[Dataset excerpt]
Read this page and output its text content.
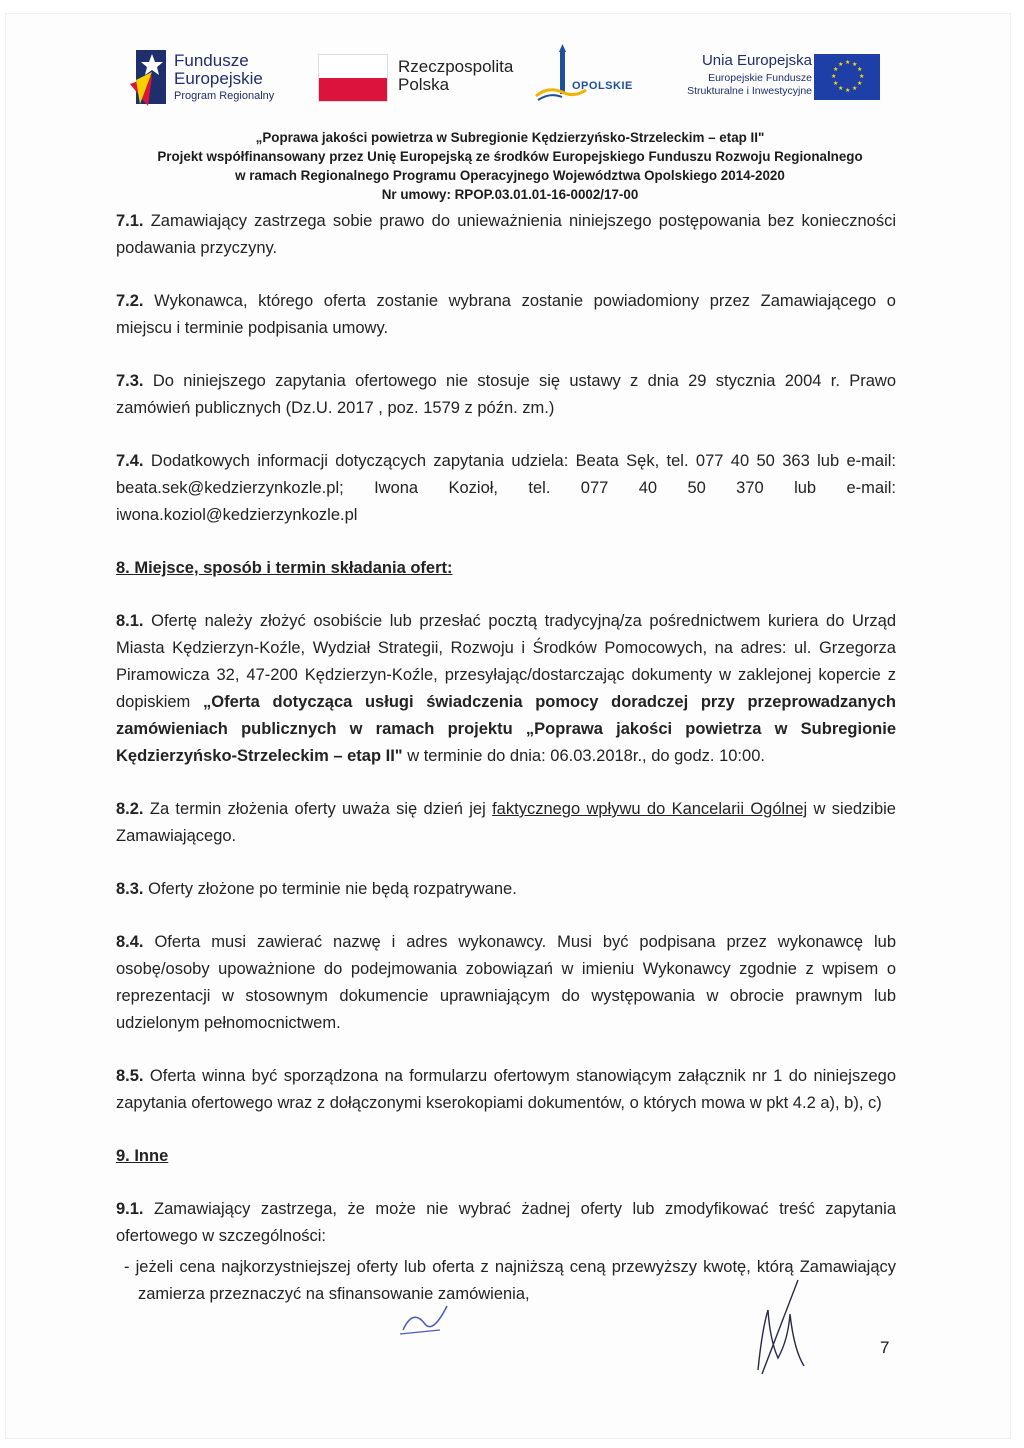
Fundusze
Europejskie
Program Regionalny
Rzeczpospolita
Polska	OPOLSKIE
Unia Europejska
Europejskie Fundusze
Strukturalne i Inwestycyjne
★ ★
★
★
★
★
★
★
★
★
★
★
„Poprawa jakości powietrza w Subregionie Kędzierzyńsko-Strzeleckim – etap II"
Projekt współfinansowany przez Unię Europejską ze środków Europejskiego Funduszu Rozwoju Regionalnego
w ramach Regionalnego Programu Operacyjnego Województwa Opolskiego 2014-2020
Nr umowy: RPOP.03.01.01-16-0002/17-00

7.1. Zamawiający zastrzega sobie prawo do unieważnienia niniejszego postępowania bez konieczności podawania przyczyny.

7.2. Wykonawca, którego oferta zostanie wybrana zostanie powiadomiony przez Zamawiającego o miejscu i terminie podpisania umowy.

7.3. Do niniejszego zapytania ofertowego nie stosuje się ustawy z dnia 29 stycznia 2004 r. Prawo zamówień publicznych (Dz.U. 2017 , poz. 1579 z późn. zm.)

7.4. Dodatkowych informacji dotyczących zapytania udziela: Beata Sęk, tel. 077 40 50 363 lub e-mail: beata.sek@kedzierzynkozle.pl; Iwona Kozioł, tel. 077 40 50 370 lub e-mail: iwona.koziol@kedzierzynkozle.pl

8. Miejsce, sposób i termin składania ofert:

8.1. Ofertę należy złożyć osobiście lub przesłać pocztą tradycyjną/za pośrednictwem kuriera do Urząd Miasta Kędzierzyn-Koźle, Wydział Strategii, Rozwoju i Środków Pomocowych, na adres: ul. Grzegorza Piramowicza 32, 47-200 Kędzierzyn-Koźle, przesyłając/dostarczając dokumenty w zaklejonej kopercie z dopiskiem „Oferta dotycząca usługi świadczenia pomocy doradczej przy przeprowadzanych zamówieniach publicznych w ramach projektu „Poprawa jakości powietrza w Subregionie Kędzierzyńsko-Strzeleckim – etap II" w terminie do dnia: 06.03.2018r., do godz. 10:00.

8.2. Za termin złożenia oferty uważa się dzień jej faktycznego wpływu do Kancelarii Ogólnej w siedzibie Zamawiającego.

8.3. Oferty złożone po terminie nie będą rozpatrywane.

8.4. Oferta musi zawierać nazwę i adres wykonawcy. Musi być podpisana przez wykonawcę lub osobę/osoby upoważnione do podejmowania zobowiązań w imieniu Wykonawcy zgodnie z wpisem o reprezentacji w stosownym dokumencie uprawniającym do występowania w obrocie prawnym lub udzielonym pełnomocnictwem.

8.5. Oferta winna być sporządzona na formularzu ofertowym stanowiącym załącznik nr 1 do niniejszego zapytania ofertowego wraz z dołączonymi kserokopiami dokumentów, o których mowa w pkt 4.2 a), b), c)

9. Inne

9.1. Zamawiający zastrzega, że może nie wybrać żadnej oferty lub zmodyfikować treść zapytania ofertowego w szczególności:

- jeżeli cena najkorzystniejszej oferty lub oferta z najniższą ceną przewyższy kwotę, którą Zamawiający zamierza przeznaczyć na sfinansowanie zamówienia,
7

## What the task asks
Repeat the data exactly in full, omitting its pictures.

## Worked answer
Read this page and output its text content.
Fundusze
Europejskie
Program Regionalny
Rzeczpospolita
Polska	OPOLSKIE
Unia Europejska
Europejskie Fundusze
Strukturalne i Inwestycyjne
★ ★
★
★
★
★
★
★
★
★
★
★
„Poprawa jakości powietrza w Subregionie Kędzierzyńsko-Strzeleckim – etap II"
Projekt współfinansowany przez Unię Europejską ze środków Europejskiego Funduszu Rozwoju Regionalnego
w ramach Regionalnego Programu Operacyjnego Województwa Opolskiego 2014-2020
Nr umowy: RPOP.03.01.01-16-0002/17-00

7.1. Zamawiający zastrzega sobie prawo do unieważnienia niniejszego postępowania bez konieczności podawania przyczyny.

7.2. Wykonawca, którego oferta zostanie wybrana zostanie powiadomiony przez Zamawiającego o miejscu i terminie podpisania umowy.

7.3. Do niniejszego zapytania ofertowego nie stosuje się ustawy z dnia 29 stycznia 2004 r. Prawo zamówień publicznych (Dz.U. 2017 , poz. 1579 z późn. zm.)

7.4. Dodatkowych informacji dotyczących zapytania udziela: Beata Sęk, tel. 077 40 50 363 lub e-mail: beata.sek@kedzierzynkozle.pl; Iwona Kozioł, tel. 077 40 50 370 lub e-mail: iwona.koziol@kedzierzynkozle.pl

8. Miejsce, sposób i termin składania ofert:

8.1. Ofertę należy złożyć osobiście lub przesłać pocztą tradycyjną/za pośrednictwem kuriera do Urząd Miasta Kędzierzyn-Koźle, Wydział Strategii, Rozwoju i Środków Pomocowych, na adres: ul. Grzegorza Piramowicza 32, 47-200 Kędzierzyn-Koźle, przesyłając/dostarczając dokumenty w zaklejonej kopercie z dopiskiem „Oferta dotycząca usługi świadczenia pomocy doradczej przy przeprowadzanych zamówieniach publicznych w ramach projektu „Poprawa jakości powietrza w Subregionie Kędzierzyńsko-Strzeleckim – etap II" w terminie do dnia: 06.03.2018r., do godz. 10:00.

8.2. Za termin złożenia oferty uważa się dzień jej faktycznego wpływu do Kancelarii Ogólnej w siedzibie Zamawiającego.

8.3. Oferty złożone po terminie nie będą rozpatrywane.

8.4. Oferta musi zawierać nazwę i adres wykonawcy. Musi być podpisana przez wykonawcę lub osobę/osoby upoważnione do podejmowania zobowiązań w imieniu Wykonawcy zgodnie z wpisem o reprezentacji w stosownym dokumencie uprawniającym do występowania w obrocie prawnym lub udzielonym pełnomocnictwem.

8.5. Oferta winna być sporządzona na formularzu ofertowym stanowiącym załącznik nr 1 do niniejszego zapytania ofertowego wraz z dołączonymi kserokopiami dokumentów, o których mowa w pkt 4.2 a), b), c)

9. Inne

9.1. Zamawiający zastrzega, że może nie wybrać żadnej oferty lub zmodyfikować treść zapytania ofertowego w szczególności:

- jeżeli cena najkorzystniejszej oferty lub oferta z najniższą ceną przewyższy kwotę, którą Zamawiający zamierza przeznaczyć na sfinansowanie zamówienia,
7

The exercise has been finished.